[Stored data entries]
(begin)

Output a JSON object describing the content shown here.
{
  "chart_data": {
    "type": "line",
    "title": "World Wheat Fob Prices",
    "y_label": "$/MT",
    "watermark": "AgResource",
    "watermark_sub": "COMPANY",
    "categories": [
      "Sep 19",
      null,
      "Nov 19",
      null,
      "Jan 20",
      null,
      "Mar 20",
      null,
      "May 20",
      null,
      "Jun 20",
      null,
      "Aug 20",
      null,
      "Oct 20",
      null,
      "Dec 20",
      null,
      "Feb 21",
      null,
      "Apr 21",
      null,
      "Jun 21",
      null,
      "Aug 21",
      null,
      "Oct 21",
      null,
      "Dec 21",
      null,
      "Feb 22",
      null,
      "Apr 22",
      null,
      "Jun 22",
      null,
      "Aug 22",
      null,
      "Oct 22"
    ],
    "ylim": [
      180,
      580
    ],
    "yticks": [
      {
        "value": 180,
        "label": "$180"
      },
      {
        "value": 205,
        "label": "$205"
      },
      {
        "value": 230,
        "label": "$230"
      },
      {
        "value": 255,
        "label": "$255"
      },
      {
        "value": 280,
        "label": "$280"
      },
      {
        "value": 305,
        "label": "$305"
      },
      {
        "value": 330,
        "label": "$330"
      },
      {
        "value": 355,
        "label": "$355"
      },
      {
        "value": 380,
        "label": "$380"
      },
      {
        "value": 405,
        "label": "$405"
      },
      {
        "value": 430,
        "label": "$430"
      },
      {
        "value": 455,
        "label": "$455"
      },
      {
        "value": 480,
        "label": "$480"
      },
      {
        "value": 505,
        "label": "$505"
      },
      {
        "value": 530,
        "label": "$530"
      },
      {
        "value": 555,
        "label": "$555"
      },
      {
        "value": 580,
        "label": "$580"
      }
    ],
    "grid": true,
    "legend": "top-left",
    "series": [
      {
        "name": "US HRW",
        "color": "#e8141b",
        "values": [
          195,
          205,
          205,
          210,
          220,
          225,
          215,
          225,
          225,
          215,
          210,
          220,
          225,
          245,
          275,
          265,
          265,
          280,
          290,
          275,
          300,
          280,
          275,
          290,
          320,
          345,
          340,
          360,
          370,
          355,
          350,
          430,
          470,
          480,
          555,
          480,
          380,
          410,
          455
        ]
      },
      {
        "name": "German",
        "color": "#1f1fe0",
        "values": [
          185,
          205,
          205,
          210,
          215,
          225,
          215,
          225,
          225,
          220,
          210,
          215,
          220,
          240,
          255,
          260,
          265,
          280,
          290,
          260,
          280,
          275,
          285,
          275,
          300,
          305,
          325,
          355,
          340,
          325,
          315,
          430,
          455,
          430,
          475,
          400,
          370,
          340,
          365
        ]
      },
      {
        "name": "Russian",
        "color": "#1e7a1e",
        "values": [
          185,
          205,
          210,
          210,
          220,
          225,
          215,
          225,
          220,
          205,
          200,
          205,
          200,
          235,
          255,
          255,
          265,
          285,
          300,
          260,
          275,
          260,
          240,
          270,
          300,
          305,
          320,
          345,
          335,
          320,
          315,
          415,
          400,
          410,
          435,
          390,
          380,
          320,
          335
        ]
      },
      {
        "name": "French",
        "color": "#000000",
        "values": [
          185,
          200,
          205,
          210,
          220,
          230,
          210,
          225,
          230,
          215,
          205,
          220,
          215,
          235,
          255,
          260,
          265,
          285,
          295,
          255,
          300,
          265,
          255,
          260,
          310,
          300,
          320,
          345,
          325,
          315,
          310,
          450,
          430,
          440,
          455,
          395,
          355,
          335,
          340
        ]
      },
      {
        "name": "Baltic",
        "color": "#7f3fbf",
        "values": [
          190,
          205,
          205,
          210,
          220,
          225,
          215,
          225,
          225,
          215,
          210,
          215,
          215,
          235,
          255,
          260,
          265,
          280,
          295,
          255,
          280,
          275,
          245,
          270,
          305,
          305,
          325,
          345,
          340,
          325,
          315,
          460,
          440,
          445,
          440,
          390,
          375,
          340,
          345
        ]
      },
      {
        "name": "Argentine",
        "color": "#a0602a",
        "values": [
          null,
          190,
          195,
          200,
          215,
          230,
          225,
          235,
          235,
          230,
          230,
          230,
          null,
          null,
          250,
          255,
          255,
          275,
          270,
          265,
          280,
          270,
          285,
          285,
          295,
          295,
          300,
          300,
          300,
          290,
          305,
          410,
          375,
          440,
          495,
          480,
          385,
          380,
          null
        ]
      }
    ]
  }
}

(end)

Requirements: Check each line above for the word "name" and give the number of lines that have it, nothing else.

The completed task: 6